Extracts from a graphics dataset
## begin
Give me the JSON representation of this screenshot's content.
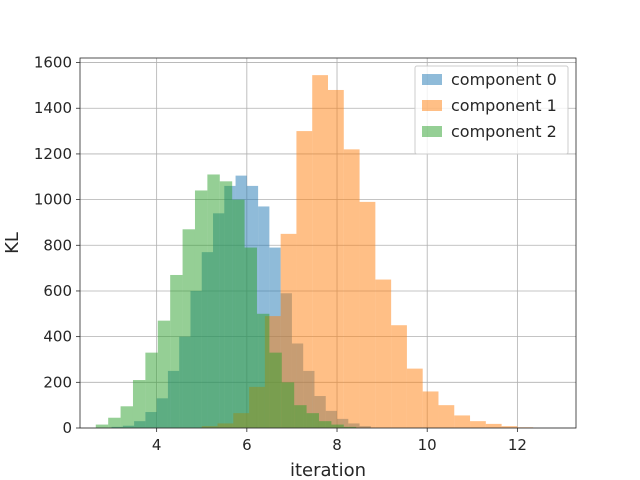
{
  "chart_data": {
    "type": "bar",
    "title": "",
    "xlabel": "iteration",
    "ylabel": "KL",
    "xlim": [
      2.3,
      13.3
    ],
    "ylim": [
      0,
      1620
    ],
    "xticks": [
      4,
      6,
      8,
      10,
      12
    ],
    "yticks": [
      0,
      200,
      400,
      600,
      800,
      1000,
      1200,
      1400,
      1600
    ],
    "grid": true,
    "legend_position": "top-right",
    "series": [
      {
        "name": "component 0",
        "color": "#1f77b4",
        "opacity": 0.5,
        "bins": [
          {
            "x0": 3.0,
            "x1": 3.25,
            "count": 5
          },
          {
            "x0": 3.25,
            "x1": 3.5,
            "count": 10
          },
          {
            "x0": 3.5,
            "x1": 3.75,
            "count": 30
          },
          {
            "x0": 3.75,
            "x1": 4.0,
            "count": 70
          },
          {
            "x0": 4.0,
            "x1": 4.25,
            "count": 130
          },
          {
            "x0": 4.25,
            "x1": 4.5,
            "count": 250
          },
          {
            "x0": 4.5,
            "x1": 4.75,
            "count": 400
          },
          {
            "x0": 4.75,
            "x1": 5.0,
            "count": 600
          },
          {
            "x0": 5.0,
            "x1": 5.25,
            "count": 770
          },
          {
            "x0": 5.25,
            "x1": 5.5,
            "count": 940
          },
          {
            "x0": 5.5,
            "x1": 5.75,
            "count": 1060
          },
          {
            "x0": 5.75,
            "x1": 6.0,
            "count": 1105
          },
          {
            "x0": 6.0,
            "x1": 6.25,
            "count": 1060
          },
          {
            "x0": 6.25,
            "x1": 6.5,
            "count": 970
          },
          {
            "x0": 6.5,
            "x1": 6.75,
            "count": 790
          },
          {
            "x0": 6.75,
            "x1": 7.0,
            "count": 590
          },
          {
            "x0": 7.0,
            "x1": 7.25,
            "count": 370
          },
          {
            "x0": 7.25,
            "x1": 7.5,
            "count": 250
          },
          {
            "x0": 7.5,
            "x1": 7.75,
            "count": 140
          },
          {
            "x0": 7.75,
            "x1": 8.0,
            "count": 75
          },
          {
            "x0": 8.0,
            "x1": 8.25,
            "count": 40
          },
          {
            "x0": 8.25,
            "x1": 8.5,
            "count": 20
          },
          {
            "x0": 8.5,
            "x1": 8.75,
            "count": 8
          }
        ]
      },
      {
        "name": "component 1",
        "color": "#ff7f0e",
        "opacity": 0.5,
        "bins": [
          {
            "x0": 5.0,
            "x1": 5.35,
            "count": 8
          },
          {
            "x0": 5.35,
            "x1": 5.7,
            "count": 20
          },
          {
            "x0": 5.7,
            "x1": 6.05,
            "count": 65
          },
          {
            "x0": 6.05,
            "x1": 6.4,
            "count": 180
          },
          {
            "x0": 6.4,
            "x1": 6.75,
            "count": 490
          },
          {
            "x0": 6.75,
            "x1": 7.1,
            "count": 850
          },
          {
            "x0": 7.1,
            "x1": 7.45,
            "count": 1300
          },
          {
            "x0": 7.45,
            "x1": 7.8,
            "count": 1545
          },
          {
            "x0": 7.8,
            "x1": 8.15,
            "count": 1480
          },
          {
            "x0": 8.15,
            "x1": 8.5,
            "count": 1220
          },
          {
            "x0": 8.5,
            "x1": 8.85,
            "count": 990
          },
          {
            "x0": 8.85,
            "x1": 9.2,
            "count": 650
          },
          {
            "x0": 9.2,
            "x1": 9.55,
            "count": 450
          },
          {
            "x0": 9.55,
            "x1": 9.9,
            "count": 260
          },
          {
            "x0": 9.9,
            "x1": 10.25,
            "count": 160
          },
          {
            "x0": 10.25,
            "x1": 10.6,
            "count": 100
          },
          {
            "x0": 10.6,
            "x1": 10.95,
            "count": 55
          },
          {
            "x0": 10.95,
            "x1": 11.3,
            "count": 30
          },
          {
            "x0": 11.3,
            "x1": 11.65,
            "count": 18
          },
          {
            "x0": 11.65,
            "x1": 12.0,
            "count": 8
          },
          {
            "x0": 12.0,
            "x1": 12.35,
            "count": 3
          }
        ]
      },
      {
        "name": "component 2",
        "color": "#2ca02c",
        "opacity": 0.5,
        "bins": [
          {
            "x0": 2.65,
            "x1": 2.925,
            "count": 15
          },
          {
            "x0": 2.925,
            "x1": 3.2,
            "count": 45
          },
          {
            "x0": 3.2,
            "x1": 3.475,
            "count": 95
          },
          {
            "x0": 3.475,
            "x1": 3.75,
            "count": 210
          },
          {
            "x0": 3.75,
            "x1": 4.025,
            "count": 330
          },
          {
            "x0": 4.025,
            "x1": 4.3,
            "count": 470
          },
          {
            "x0": 4.3,
            "x1": 4.575,
            "count": 670
          },
          {
            "x0": 4.575,
            "x1": 4.85,
            "count": 870
          },
          {
            "x0": 4.85,
            "x1": 5.125,
            "count": 1040
          },
          {
            "x0": 5.125,
            "x1": 5.4,
            "count": 1110
          },
          {
            "x0": 5.4,
            "x1": 5.675,
            "count": 1080
          },
          {
            "x0": 5.675,
            "x1": 5.95,
            "count": 1000
          },
          {
            "x0": 5.95,
            "x1": 6.225,
            "count": 790
          },
          {
            "x0": 6.225,
            "x1": 6.5,
            "count": 500
          },
          {
            "x0": 6.5,
            "x1": 6.775,
            "count": 330
          },
          {
            "x0": 6.775,
            "x1": 7.05,
            "count": 200
          },
          {
            "x0": 7.05,
            "x1": 7.325,
            "count": 100
          },
          {
            "x0": 7.325,
            "x1": 7.6,
            "count": 65
          },
          {
            "x0": 7.6,
            "x1": 7.875,
            "count": 30
          },
          {
            "x0": 7.875,
            "x1": 8.15,
            "count": 15
          },
          {
            "x0": 8.15,
            "x1": 8.425,
            "count": 5
          }
        ]
      }
    ]
  }
}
## end
* _Short exercise_
Every line in the data above that contains "component" needs to be copied.

* _Task output_
        "name": "component 0",
        "name": "component 1",
        "name": "component 2",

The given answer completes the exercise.